§ **Exercise aim**
Can you rewrite the stretch of the Twitter passage from "Twitter has brought" through "a sports match.", changing every "hashtag" to "keyword tag"?

§ **Provided text**
__________

Twitter has brought some unique innovations to the social media sphere. The most popular and well known is the ‘hashtag’, a metadata tag. By placing a hashtag message in your tweet (eg. #twitterparty), your tweet can be found easily by searching that hashtag. This tool is used by people having a shared experience such as watching a new episode of a TV show or attending a sports match. 

Loosening the boundaries

The 140 character limit for a tweet has always been a terrific selling point for marketing via Twitter. The restrictions have led to creative teams producing content that is sharp, short and direct. But over time tweets have evolved. Now messages can contain images, GIFs, hyperlinks, videos, to name a few. These multimedia options are vital to increase and maintain client interaction with a message and brand. Unfortunately the adding of multimedia takes up valuable character space, with hyperlinks requiring in some cases dozens of characters to be used. Wisely, Twitter identified this issue and decided to loosen these restrictions. From late May, 2016 any multimedia or link contained in a tweet will not count towards the 140 character limit. This opens up the opportunity to add layered content to a tweet, e.g. a series of links to recipes. In a time when the public is demanding more content than ever this is a very important change for Twitter.

__________

§ **Given entries**
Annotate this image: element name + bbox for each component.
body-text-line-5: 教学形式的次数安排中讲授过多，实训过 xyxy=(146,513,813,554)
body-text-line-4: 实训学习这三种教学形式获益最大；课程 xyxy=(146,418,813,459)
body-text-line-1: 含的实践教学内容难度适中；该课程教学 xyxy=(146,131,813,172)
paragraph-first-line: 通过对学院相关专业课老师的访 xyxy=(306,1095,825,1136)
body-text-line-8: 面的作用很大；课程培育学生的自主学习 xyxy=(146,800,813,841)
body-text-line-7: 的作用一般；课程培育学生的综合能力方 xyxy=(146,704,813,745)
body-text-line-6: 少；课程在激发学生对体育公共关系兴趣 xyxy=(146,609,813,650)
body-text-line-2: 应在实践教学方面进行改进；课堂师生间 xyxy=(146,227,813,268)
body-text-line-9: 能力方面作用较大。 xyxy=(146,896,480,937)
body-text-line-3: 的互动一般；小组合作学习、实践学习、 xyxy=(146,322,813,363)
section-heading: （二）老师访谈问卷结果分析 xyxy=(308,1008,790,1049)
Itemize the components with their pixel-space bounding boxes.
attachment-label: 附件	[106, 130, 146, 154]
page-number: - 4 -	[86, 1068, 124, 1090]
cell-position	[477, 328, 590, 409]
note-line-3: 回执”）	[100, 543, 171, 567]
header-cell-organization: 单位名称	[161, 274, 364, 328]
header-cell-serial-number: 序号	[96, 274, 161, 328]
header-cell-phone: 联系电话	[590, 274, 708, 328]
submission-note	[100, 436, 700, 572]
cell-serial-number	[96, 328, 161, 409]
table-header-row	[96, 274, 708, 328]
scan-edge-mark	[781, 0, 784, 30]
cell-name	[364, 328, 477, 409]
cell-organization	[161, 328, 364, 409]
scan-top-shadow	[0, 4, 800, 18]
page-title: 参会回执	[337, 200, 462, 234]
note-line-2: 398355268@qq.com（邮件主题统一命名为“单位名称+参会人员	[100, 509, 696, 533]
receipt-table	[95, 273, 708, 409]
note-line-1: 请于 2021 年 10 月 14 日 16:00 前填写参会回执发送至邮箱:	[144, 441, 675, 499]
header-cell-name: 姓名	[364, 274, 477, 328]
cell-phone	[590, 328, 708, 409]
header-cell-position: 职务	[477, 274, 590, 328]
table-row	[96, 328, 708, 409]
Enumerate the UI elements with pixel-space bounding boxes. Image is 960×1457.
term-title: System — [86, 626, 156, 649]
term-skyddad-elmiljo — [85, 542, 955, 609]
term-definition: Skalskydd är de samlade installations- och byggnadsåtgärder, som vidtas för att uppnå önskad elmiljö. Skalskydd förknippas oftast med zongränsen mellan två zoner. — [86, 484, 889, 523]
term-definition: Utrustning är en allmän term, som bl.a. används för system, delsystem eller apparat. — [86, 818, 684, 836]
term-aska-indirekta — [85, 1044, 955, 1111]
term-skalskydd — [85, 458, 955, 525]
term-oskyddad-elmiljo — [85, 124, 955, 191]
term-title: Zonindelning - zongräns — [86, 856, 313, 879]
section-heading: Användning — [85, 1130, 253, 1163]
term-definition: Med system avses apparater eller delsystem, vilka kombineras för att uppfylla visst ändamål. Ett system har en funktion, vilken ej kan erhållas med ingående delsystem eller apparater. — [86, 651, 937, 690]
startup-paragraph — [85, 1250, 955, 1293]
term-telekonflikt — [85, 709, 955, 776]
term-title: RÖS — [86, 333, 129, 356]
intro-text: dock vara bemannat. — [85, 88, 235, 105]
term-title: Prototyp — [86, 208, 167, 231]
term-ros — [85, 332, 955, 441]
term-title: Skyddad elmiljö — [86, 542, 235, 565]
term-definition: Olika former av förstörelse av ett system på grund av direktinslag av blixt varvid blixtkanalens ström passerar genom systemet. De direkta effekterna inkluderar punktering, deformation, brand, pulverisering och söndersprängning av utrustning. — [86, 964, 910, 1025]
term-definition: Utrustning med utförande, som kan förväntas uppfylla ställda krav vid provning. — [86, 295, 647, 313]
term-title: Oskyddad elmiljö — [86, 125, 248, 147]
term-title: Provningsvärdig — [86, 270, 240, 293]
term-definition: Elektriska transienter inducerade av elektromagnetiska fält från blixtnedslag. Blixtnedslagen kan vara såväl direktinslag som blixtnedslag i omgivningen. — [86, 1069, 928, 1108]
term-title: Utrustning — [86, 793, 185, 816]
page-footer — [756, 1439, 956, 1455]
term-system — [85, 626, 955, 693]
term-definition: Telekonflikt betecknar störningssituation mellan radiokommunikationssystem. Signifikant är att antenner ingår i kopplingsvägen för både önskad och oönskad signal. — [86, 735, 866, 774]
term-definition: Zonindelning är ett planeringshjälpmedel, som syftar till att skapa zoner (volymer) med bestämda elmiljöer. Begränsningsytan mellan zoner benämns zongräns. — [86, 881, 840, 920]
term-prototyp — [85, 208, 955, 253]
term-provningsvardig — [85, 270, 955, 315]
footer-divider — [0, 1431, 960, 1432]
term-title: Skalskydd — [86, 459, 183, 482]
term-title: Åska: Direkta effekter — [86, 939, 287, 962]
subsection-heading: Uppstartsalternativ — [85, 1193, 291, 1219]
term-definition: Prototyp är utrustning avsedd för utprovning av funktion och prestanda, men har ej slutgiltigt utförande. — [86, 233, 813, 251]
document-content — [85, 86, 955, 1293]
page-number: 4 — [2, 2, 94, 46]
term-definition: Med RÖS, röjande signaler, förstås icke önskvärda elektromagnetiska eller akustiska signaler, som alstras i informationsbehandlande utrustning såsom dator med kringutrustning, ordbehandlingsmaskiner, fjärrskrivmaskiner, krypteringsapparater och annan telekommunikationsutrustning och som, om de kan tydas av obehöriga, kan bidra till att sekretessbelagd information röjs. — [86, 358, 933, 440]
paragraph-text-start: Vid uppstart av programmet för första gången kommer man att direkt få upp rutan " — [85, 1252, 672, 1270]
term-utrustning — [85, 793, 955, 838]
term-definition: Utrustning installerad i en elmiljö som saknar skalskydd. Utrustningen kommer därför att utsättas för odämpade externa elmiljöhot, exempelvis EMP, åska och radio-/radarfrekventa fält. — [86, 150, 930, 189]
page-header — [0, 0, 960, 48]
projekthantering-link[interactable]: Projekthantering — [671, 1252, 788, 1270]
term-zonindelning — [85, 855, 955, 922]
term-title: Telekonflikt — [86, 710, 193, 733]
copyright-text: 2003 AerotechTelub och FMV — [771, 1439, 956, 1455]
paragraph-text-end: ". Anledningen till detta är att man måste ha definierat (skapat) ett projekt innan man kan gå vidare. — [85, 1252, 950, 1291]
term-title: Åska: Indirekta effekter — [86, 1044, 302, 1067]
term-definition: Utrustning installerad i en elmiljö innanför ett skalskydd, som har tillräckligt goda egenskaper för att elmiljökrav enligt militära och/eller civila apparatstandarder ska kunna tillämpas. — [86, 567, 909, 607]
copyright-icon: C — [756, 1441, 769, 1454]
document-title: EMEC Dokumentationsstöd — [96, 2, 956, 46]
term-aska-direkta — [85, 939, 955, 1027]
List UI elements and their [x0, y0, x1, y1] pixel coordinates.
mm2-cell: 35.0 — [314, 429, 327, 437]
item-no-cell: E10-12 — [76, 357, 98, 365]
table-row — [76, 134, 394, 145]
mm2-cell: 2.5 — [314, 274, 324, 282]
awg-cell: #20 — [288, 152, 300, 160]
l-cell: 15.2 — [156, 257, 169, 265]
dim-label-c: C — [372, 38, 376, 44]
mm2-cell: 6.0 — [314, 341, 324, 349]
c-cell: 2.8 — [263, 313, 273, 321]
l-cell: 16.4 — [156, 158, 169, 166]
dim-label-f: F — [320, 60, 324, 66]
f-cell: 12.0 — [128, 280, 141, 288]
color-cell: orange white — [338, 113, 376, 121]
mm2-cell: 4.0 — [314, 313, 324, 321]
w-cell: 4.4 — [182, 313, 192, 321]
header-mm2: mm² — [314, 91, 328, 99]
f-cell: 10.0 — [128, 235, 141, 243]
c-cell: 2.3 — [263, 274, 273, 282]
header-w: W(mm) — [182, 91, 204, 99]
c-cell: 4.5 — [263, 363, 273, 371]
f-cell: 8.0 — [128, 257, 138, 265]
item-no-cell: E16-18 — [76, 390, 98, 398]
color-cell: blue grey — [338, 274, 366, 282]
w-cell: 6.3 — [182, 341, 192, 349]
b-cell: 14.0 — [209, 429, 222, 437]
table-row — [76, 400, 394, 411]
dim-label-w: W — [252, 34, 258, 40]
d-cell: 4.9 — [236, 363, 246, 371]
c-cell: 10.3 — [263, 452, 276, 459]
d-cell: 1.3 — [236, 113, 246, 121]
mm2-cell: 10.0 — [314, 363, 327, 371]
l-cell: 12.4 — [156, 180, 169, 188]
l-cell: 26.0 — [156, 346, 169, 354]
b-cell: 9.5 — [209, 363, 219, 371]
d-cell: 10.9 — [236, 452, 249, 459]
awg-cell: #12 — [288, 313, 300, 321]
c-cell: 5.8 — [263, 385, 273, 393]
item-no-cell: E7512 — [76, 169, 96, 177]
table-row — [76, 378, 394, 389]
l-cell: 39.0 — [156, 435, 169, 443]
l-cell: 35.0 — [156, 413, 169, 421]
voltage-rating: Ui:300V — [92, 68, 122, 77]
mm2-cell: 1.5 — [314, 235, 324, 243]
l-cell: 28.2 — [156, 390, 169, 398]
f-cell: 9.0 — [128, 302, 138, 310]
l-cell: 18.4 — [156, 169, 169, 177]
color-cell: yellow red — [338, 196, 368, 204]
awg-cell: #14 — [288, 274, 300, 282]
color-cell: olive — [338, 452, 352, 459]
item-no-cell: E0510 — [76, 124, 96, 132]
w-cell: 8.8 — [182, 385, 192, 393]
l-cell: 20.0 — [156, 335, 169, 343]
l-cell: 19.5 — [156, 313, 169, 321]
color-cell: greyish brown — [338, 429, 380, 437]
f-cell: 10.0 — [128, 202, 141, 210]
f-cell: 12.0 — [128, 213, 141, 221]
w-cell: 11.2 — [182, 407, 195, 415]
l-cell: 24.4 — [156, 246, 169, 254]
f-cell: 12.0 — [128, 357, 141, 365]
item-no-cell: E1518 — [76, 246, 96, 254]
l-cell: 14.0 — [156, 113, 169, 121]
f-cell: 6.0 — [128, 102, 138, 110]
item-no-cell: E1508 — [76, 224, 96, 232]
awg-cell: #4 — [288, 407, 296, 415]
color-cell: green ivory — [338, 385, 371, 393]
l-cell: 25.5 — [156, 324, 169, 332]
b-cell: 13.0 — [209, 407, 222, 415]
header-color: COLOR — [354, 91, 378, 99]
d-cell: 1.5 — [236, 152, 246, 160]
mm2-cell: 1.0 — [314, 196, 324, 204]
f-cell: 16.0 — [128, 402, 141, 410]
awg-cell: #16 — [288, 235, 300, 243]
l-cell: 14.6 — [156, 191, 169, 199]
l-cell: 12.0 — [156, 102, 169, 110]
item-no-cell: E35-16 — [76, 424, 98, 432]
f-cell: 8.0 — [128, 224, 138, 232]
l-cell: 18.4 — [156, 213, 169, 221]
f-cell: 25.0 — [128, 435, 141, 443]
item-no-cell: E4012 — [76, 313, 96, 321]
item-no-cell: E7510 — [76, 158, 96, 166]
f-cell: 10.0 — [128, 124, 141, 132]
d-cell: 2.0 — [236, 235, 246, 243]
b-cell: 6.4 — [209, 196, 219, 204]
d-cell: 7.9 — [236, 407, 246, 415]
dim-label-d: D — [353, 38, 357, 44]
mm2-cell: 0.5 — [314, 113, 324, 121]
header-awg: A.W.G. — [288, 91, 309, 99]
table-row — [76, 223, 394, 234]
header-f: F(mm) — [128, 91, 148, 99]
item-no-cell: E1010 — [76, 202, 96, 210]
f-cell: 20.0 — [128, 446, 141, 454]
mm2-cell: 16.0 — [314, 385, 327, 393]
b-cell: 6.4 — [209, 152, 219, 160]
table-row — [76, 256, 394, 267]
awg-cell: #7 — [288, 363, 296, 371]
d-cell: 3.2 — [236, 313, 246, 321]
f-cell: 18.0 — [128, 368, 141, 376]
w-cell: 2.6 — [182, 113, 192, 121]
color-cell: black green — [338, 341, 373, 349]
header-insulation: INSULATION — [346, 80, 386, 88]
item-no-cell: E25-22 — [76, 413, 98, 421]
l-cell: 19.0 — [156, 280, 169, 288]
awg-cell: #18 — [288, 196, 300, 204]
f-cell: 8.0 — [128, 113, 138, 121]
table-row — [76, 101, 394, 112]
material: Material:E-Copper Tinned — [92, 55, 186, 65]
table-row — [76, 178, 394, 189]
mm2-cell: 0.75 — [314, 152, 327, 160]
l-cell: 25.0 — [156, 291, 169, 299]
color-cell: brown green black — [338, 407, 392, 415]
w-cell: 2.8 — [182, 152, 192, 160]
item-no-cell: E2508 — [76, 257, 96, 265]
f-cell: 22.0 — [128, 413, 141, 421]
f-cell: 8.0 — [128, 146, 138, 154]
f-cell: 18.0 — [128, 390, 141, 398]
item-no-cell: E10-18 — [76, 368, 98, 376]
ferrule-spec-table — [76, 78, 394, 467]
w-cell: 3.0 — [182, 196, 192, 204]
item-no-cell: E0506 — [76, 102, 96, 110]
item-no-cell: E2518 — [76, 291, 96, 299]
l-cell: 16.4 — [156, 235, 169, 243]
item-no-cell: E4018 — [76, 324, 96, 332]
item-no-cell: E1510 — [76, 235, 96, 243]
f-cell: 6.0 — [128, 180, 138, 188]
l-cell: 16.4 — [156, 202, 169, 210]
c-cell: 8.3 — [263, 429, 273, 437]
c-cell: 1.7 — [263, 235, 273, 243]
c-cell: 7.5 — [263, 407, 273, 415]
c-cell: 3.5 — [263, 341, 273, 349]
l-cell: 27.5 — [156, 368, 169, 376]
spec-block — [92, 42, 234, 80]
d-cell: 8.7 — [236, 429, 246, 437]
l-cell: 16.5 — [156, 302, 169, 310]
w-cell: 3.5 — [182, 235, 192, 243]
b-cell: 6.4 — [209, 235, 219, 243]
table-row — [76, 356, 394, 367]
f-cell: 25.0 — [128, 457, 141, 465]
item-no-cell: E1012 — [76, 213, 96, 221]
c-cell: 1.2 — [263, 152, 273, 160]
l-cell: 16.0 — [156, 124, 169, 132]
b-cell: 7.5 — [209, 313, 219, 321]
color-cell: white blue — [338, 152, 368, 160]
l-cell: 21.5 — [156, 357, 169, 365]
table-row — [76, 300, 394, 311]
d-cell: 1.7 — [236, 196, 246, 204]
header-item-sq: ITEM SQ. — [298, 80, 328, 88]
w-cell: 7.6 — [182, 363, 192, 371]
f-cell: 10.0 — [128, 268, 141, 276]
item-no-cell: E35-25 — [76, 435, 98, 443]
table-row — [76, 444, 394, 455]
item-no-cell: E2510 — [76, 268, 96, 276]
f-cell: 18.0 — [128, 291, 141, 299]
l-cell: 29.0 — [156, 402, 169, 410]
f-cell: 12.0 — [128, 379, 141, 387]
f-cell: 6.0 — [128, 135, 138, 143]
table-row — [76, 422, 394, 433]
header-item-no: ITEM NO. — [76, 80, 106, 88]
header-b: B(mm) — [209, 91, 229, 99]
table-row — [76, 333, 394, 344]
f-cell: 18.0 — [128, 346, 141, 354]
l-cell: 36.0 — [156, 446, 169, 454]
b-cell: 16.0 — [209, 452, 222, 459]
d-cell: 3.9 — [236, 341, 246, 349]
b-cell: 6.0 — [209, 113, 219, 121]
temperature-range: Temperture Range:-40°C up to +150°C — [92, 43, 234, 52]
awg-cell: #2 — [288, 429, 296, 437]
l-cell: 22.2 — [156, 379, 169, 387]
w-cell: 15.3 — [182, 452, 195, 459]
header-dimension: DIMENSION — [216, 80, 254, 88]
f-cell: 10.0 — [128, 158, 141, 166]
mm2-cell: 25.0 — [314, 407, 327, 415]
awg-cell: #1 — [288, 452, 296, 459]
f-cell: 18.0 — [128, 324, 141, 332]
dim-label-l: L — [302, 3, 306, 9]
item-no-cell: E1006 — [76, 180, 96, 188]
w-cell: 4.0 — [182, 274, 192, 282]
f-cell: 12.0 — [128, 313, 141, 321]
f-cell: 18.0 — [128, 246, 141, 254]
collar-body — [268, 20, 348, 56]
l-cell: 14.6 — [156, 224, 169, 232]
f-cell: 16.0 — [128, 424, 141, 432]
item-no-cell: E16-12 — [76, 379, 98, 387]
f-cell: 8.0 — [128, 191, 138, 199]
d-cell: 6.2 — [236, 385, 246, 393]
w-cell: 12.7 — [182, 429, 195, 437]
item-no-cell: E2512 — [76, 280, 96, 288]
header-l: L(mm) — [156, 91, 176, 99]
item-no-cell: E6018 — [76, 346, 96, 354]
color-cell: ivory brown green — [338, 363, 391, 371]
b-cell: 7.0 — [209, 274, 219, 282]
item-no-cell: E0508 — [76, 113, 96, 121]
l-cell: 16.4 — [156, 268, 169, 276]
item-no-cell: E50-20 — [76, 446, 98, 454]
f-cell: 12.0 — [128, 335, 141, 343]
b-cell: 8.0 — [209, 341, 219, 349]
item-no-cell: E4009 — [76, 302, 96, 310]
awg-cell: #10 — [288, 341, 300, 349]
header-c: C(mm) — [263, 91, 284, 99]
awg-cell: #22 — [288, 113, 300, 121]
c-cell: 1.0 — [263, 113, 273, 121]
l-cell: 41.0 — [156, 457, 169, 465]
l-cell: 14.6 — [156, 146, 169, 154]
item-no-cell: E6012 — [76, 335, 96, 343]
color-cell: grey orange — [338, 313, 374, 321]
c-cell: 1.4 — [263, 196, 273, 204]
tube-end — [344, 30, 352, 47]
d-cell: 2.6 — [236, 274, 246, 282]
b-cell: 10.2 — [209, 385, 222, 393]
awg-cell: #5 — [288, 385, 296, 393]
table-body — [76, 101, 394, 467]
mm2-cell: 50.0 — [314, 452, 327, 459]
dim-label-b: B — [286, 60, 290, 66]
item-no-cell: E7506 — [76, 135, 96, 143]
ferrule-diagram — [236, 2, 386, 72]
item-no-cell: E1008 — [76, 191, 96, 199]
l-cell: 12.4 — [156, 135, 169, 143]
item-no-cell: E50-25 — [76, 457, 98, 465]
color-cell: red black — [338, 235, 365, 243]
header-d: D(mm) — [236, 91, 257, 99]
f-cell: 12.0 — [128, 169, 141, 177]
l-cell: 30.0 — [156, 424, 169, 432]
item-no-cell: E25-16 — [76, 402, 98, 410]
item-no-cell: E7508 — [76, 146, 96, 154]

__________

§ **Result below**
Twitter has brought some unique innovations to the social media sphere. The most popular and well known is the ‘keyword tag’, a metadata tag. By placing a keyword tag message in your tweet (eg. #twitterparty), your tweet can be found easily by searching that keyword tag. This tool is used by people having a shared experience such as watching a new episode of a TV show or attending a sports match.